(Recorded data)
%%
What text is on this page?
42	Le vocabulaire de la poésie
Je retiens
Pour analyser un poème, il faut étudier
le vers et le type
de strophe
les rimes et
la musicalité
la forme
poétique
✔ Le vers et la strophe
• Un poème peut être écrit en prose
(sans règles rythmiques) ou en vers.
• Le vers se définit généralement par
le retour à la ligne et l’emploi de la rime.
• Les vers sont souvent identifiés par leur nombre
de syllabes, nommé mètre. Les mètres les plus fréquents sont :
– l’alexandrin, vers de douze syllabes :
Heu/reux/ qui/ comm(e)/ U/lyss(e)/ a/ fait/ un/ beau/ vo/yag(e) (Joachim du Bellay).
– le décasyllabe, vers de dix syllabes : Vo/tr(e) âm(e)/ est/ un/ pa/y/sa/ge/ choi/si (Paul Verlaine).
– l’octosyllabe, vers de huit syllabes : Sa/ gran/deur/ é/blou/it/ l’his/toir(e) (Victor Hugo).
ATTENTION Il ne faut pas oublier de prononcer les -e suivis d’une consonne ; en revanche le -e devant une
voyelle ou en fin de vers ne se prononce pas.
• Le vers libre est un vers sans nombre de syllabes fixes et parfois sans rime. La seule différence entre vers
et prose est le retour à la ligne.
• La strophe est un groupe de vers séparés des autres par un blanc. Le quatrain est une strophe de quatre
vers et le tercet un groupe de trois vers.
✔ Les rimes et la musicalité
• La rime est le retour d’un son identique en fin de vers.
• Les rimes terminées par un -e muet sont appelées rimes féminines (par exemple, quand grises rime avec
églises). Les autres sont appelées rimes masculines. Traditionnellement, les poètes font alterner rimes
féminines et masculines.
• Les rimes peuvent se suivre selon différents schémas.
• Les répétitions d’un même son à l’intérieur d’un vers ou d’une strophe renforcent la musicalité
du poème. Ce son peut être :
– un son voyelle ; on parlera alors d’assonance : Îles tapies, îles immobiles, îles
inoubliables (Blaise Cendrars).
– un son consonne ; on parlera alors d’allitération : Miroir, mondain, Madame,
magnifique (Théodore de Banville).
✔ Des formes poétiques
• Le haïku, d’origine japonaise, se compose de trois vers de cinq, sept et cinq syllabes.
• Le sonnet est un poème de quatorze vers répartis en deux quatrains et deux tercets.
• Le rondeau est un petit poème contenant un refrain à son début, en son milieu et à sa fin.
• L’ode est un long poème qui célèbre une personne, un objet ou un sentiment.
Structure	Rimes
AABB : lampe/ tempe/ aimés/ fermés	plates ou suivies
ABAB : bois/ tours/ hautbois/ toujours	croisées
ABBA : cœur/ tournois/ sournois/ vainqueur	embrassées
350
%%
%%
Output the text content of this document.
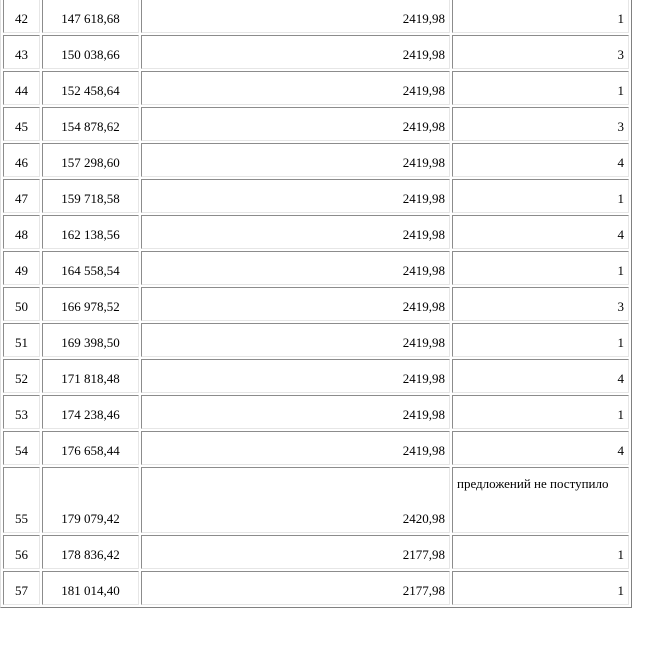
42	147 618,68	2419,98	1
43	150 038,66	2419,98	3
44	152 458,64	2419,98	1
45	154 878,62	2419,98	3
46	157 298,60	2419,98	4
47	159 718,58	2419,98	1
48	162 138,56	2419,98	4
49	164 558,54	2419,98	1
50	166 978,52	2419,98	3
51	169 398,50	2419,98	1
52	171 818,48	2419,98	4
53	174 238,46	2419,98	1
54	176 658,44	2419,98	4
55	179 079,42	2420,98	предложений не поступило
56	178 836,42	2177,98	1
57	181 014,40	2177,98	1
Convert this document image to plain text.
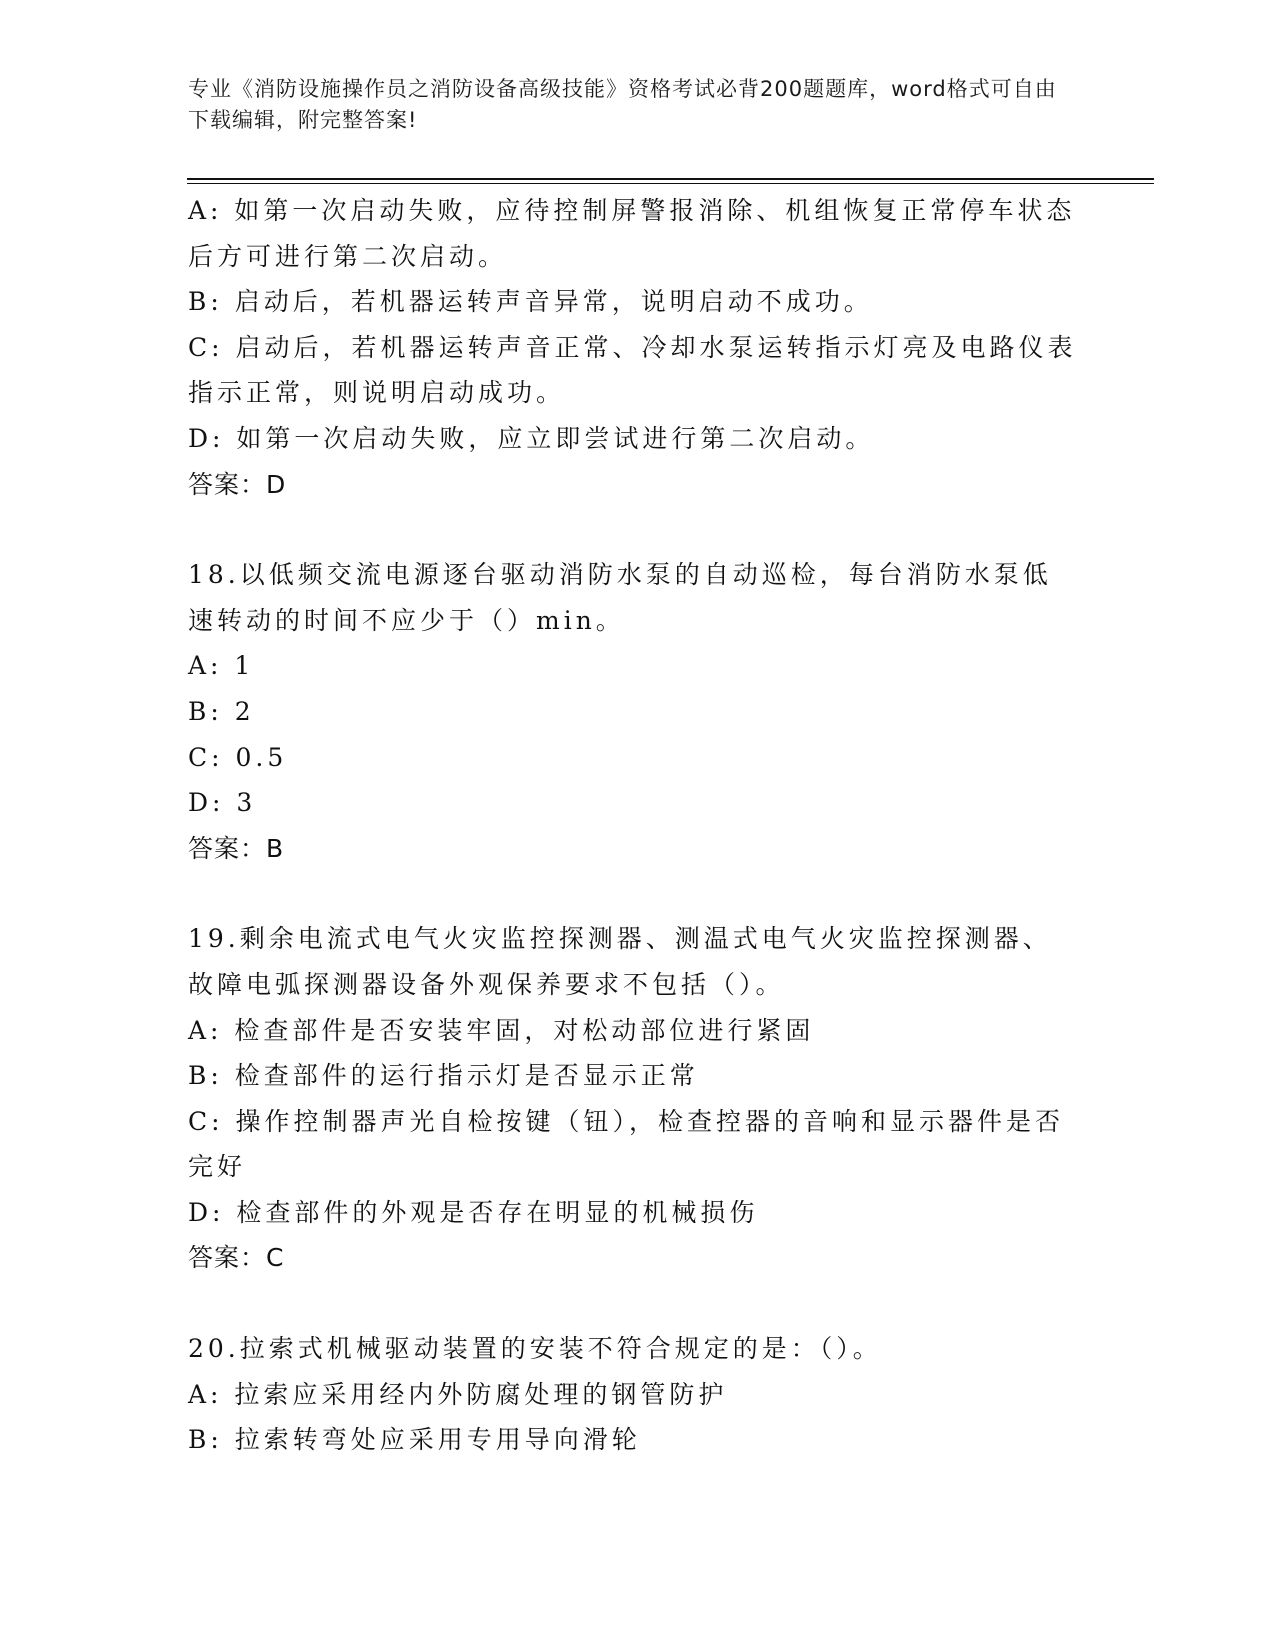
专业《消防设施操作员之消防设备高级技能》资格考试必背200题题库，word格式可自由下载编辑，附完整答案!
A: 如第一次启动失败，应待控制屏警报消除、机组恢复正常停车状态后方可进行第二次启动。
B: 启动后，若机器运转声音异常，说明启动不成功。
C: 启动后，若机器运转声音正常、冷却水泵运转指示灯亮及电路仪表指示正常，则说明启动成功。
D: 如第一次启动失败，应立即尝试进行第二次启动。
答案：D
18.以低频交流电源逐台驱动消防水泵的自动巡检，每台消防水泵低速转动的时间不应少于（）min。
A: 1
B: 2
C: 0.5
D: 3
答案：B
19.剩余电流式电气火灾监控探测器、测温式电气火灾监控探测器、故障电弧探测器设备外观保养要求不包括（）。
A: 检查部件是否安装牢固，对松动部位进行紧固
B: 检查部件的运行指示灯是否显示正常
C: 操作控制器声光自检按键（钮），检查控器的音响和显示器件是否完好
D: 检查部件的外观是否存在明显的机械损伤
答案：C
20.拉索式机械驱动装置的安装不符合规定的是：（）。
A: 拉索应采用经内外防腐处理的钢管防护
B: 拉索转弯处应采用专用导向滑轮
%%
▸ TASK DESCRIPTION
Give the count of lines in the listing that hold the word "parlera", with no other text.

▸ EXERCISE SOLUTION
2